## Set problem
Please reproduce every one of the records below, character for character.

** begin Excerpted data **

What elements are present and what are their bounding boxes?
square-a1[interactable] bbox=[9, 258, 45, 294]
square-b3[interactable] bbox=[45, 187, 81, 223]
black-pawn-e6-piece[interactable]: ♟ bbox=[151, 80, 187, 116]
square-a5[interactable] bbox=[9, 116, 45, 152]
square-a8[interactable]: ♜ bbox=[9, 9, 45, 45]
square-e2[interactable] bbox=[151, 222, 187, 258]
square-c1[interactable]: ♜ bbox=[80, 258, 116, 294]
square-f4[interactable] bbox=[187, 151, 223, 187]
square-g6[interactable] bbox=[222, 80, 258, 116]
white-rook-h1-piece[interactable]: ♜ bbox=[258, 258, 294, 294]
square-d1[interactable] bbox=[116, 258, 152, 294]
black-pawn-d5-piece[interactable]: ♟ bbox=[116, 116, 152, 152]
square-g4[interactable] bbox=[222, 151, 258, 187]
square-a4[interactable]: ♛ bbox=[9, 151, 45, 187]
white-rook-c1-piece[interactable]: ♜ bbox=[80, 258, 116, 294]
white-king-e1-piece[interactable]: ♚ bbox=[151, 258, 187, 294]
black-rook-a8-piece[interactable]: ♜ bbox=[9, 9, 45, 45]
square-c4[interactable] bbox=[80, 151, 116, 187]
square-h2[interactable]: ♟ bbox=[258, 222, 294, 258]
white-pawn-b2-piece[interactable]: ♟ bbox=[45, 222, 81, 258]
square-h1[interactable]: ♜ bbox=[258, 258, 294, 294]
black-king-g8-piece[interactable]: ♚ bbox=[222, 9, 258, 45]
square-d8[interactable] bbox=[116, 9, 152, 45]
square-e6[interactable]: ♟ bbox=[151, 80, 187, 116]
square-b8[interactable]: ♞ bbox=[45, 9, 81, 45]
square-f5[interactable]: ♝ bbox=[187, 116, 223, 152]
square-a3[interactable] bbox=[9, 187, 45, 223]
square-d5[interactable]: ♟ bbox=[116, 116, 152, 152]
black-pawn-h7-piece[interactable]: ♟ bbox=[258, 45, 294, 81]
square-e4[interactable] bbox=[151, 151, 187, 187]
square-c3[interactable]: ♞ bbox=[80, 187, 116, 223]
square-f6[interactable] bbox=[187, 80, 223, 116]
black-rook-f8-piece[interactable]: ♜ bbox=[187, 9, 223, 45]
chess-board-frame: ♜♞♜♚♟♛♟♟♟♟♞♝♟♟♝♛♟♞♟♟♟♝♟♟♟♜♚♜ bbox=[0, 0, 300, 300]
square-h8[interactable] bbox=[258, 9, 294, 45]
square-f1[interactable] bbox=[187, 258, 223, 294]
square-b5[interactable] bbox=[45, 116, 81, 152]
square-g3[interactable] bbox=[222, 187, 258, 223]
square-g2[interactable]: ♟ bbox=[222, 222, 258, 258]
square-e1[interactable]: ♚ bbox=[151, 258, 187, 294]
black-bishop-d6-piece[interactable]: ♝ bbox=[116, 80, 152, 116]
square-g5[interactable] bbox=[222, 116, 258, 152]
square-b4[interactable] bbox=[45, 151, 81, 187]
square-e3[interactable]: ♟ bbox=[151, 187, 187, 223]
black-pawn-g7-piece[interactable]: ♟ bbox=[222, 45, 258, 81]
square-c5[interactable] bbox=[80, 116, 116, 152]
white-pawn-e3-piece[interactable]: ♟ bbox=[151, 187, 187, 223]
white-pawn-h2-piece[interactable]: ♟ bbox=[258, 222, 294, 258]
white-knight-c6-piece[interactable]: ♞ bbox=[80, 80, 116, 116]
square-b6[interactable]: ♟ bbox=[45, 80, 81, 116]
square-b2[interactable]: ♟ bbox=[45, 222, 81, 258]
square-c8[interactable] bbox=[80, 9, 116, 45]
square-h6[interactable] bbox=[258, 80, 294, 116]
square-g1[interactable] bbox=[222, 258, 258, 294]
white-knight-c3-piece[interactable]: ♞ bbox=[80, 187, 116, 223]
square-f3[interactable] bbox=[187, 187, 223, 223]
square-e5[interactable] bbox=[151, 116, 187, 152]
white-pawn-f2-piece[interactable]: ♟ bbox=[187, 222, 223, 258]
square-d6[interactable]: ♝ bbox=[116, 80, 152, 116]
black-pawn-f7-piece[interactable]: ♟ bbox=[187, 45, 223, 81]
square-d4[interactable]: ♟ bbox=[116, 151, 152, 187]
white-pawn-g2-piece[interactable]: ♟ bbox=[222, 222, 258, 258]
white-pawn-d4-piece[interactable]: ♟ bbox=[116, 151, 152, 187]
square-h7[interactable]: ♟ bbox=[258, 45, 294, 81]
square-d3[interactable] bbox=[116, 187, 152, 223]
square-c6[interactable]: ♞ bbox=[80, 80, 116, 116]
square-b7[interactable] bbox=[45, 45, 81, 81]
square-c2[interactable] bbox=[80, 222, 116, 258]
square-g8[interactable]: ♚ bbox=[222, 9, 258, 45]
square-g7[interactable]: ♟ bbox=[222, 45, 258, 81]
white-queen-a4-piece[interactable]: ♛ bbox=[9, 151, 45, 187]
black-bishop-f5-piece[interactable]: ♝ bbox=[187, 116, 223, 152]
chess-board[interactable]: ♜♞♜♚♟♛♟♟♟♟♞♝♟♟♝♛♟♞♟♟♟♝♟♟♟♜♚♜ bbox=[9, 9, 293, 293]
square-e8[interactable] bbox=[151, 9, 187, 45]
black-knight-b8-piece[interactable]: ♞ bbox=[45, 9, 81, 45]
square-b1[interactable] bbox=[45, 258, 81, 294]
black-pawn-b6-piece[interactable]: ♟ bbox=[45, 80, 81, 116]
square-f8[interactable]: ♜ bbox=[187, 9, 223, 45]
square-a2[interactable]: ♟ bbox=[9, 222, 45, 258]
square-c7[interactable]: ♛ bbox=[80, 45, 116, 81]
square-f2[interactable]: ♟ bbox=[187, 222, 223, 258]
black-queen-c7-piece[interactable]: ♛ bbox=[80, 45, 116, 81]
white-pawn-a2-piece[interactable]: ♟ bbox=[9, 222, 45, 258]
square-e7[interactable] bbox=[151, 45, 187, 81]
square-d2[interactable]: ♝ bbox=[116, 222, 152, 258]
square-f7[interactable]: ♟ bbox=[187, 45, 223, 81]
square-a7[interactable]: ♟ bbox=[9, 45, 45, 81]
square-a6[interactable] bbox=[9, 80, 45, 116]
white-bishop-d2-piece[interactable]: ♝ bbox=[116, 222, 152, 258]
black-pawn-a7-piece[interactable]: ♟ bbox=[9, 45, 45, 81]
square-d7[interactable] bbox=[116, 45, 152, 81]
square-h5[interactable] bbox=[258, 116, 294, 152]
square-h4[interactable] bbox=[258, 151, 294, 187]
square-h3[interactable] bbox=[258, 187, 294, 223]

** end Excerpted data **

## Exercise response
What elements are present and what are their bounding boxes?
square-a1[interactable] bbox=[9, 258, 45, 294]
square-b3[interactable] bbox=[45, 187, 81, 223]
black-pawn-e6-piece[interactable]: ♟ bbox=[151, 80, 187, 116]
square-a5[interactable] bbox=[9, 116, 45, 152]
square-a8[interactable]: ♜ bbox=[9, 9, 45, 45]
square-e2[interactable] bbox=[151, 222, 187, 258]
square-c1[interactable]: ♜ bbox=[80, 258, 116, 294]
square-f4[interactable] bbox=[187, 151, 223, 187]
square-g6[interactable] bbox=[222, 80, 258, 116]
white-rook-h1-piece[interactable]: ♜ bbox=[258, 258, 294, 294]
square-d1[interactable] bbox=[116, 258, 152, 294]
black-pawn-d5-piece[interactable]: ♟ bbox=[116, 116, 152, 152]
square-g4[interactable] bbox=[222, 151, 258, 187]
square-a4[interactable]: ♛ bbox=[9, 151, 45, 187]
white-rook-c1-piece[interactable]: ♜ bbox=[80, 258, 116, 294]
white-king-e1-piece[interactable]: ♚ bbox=[151, 258, 187, 294]
black-rook-a8-piece[interactable]: ♜ bbox=[9, 9, 45, 45]
square-c4[interactable] bbox=[80, 151, 116, 187]
square-h2[interactable]: ♟ bbox=[258, 222, 294, 258]
white-pawn-b2-piece[interactable]: ♟ bbox=[45, 222, 81, 258]
square-h1[interactable]: ♜ bbox=[258, 258, 294, 294]
black-king-g8-piece[interactable]: ♚ bbox=[222, 9, 258, 45]
square-d8[interactable] bbox=[116, 9, 152, 45]
square-e6[interactable]: ♟ bbox=[151, 80, 187, 116]
square-b8[interactable]: ♞ bbox=[45, 9, 81, 45]
square-f5[interactable]: ♝ bbox=[187, 116, 223, 152]
square-a3[interactable] bbox=[9, 187, 45, 223]
square-d5[interactable]: ♟ bbox=[116, 116, 152, 152]
black-pawn-h7-piece[interactable]: ♟ bbox=[258, 45, 294, 81]
square-e4[interactable] bbox=[151, 151, 187, 187]
square-c3[interactable]: ♞ bbox=[80, 187, 116, 223]
square-f6[interactable] bbox=[187, 80, 223, 116]
black-rook-f8-piece[interactable]: ♜ bbox=[187, 9, 223, 45]
chess-board-frame: ♜♞♜♚♟♛♟♟♟♟♞♝♟♟♝♛♟♞♟♟♟♝♟♟♟♜♚♜ bbox=[0, 0, 300, 300]
square-h8[interactable] bbox=[258, 9, 294, 45]
square-f1[interactable] bbox=[187, 258, 223, 294]
square-b5[interactable] bbox=[45, 116, 81, 152]
square-g3[interactable] bbox=[222, 187, 258, 223]
square-g2[interactable]: ♟ bbox=[222, 222, 258, 258]
square-e1[interactable]: ♚ bbox=[151, 258, 187, 294]
black-bishop-d6-piece[interactable]: ♝ bbox=[116, 80, 152, 116]
square-g5[interactable] bbox=[222, 116, 258, 152]
square-b4[interactable] bbox=[45, 151, 81, 187]
square-e3[interactable]: ♟ bbox=[151, 187, 187, 223]
black-pawn-g7-piece[interactable]: ♟ bbox=[222, 45, 258, 81]
square-c5[interactable] bbox=[80, 116, 116, 152]
white-pawn-e3-piece[interactable]: ♟ bbox=[151, 187, 187, 223]
white-pawn-h2-piece[interactable]: ♟ bbox=[258, 222, 294, 258]
white-knight-c6-piece[interactable]: ♞ bbox=[80, 80, 116, 116]
square-b6[interactable]: ♟ bbox=[45, 80, 81, 116]
square-b2[interactable]: ♟ bbox=[45, 222, 81, 258]
square-c8[interactable] bbox=[80, 9, 116, 45]
square-h6[interactable] bbox=[258, 80, 294, 116]
square-g1[interactable] bbox=[222, 258, 258, 294]
white-knight-c3-piece[interactable]: ♞ bbox=[80, 187, 116, 223]
square-f3[interactable] bbox=[187, 187, 223, 223]
square-e5[interactable] bbox=[151, 116, 187, 152]
white-pawn-f2-piece[interactable]: ♟ bbox=[187, 222, 223, 258]
square-d6[interactable]: ♝ bbox=[116, 80, 152, 116]
black-pawn-f7-piece[interactable]: ♟ bbox=[187, 45, 223, 81]
square-d4[interactable]: ♟ bbox=[116, 151, 152, 187]
white-pawn-g2-piece[interactable]: ♟ bbox=[222, 222, 258, 258]
white-pawn-d4-piece[interactable]: ♟ bbox=[116, 151, 152, 187]
square-h7[interactable]: ♟ bbox=[258, 45, 294, 81]
square-d3[interactable] bbox=[116, 187, 152, 223]
square-c6[interactable]: ♞ bbox=[80, 80, 116, 116]
square-b7[interactable] bbox=[45, 45, 81, 81]
square-c2[interactable] bbox=[80, 222, 116, 258]
square-g8[interactable]: ♚ bbox=[222, 9, 258, 45]
square-g7[interactable]: ♟ bbox=[222, 45, 258, 81]
white-queen-a4-piece[interactable]: ♛ bbox=[9, 151, 45, 187]
black-bishop-f5-piece[interactable]: ♝ bbox=[187, 116, 223, 152]
chess-board[interactable]: ♜♞♜♚♟♛♟♟♟♟♞♝♟♟♝♛♟♞♟♟♟♝♟♟♟♜♚♜ bbox=[9, 9, 293, 293]
square-e8[interactable] bbox=[151, 9, 187, 45]
black-knight-b8-piece[interactable]: ♞ bbox=[45, 9, 81, 45]
square-b1[interactable] bbox=[45, 258, 81, 294]
black-pawn-b6-piece[interactable]: ♟ bbox=[45, 80, 81, 116]
square-f8[interactable]: ♜ bbox=[187, 9, 223, 45]
square-a2[interactable]: ♟ bbox=[9, 222, 45, 258]
square-c7[interactable]: ♛ bbox=[80, 45, 116, 81]
square-f2[interactable]: ♟ bbox=[187, 222, 223, 258]
black-queen-c7-piece[interactable]: ♛ bbox=[80, 45, 116, 81]
white-pawn-a2-piece[interactable]: ♟ bbox=[9, 222, 45, 258]
square-e7[interactable] bbox=[151, 45, 187, 81]
square-d2[interactable]: ♝ bbox=[116, 222, 152, 258]
square-f7[interactable]: ♟ bbox=[187, 45, 223, 81]
square-a7[interactable]: ♟ bbox=[9, 45, 45, 81]
square-a6[interactable] bbox=[9, 80, 45, 116]
white-bishop-d2-piece[interactable]: ♝ bbox=[116, 222, 152, 258]
black-pawn-a7-piece[interactable]: ♟ bbox=[9, 45, 45, 81]
square-d7[interactable] bbox=[116, 45, 152, 81]
square-h5[interactable] bbox=[258, 116, 294, 152]
square-h4[interactable] bbox=[258, 151, 294, 187]
square-h3[interactable] bbox=[258, 187, 294, 223]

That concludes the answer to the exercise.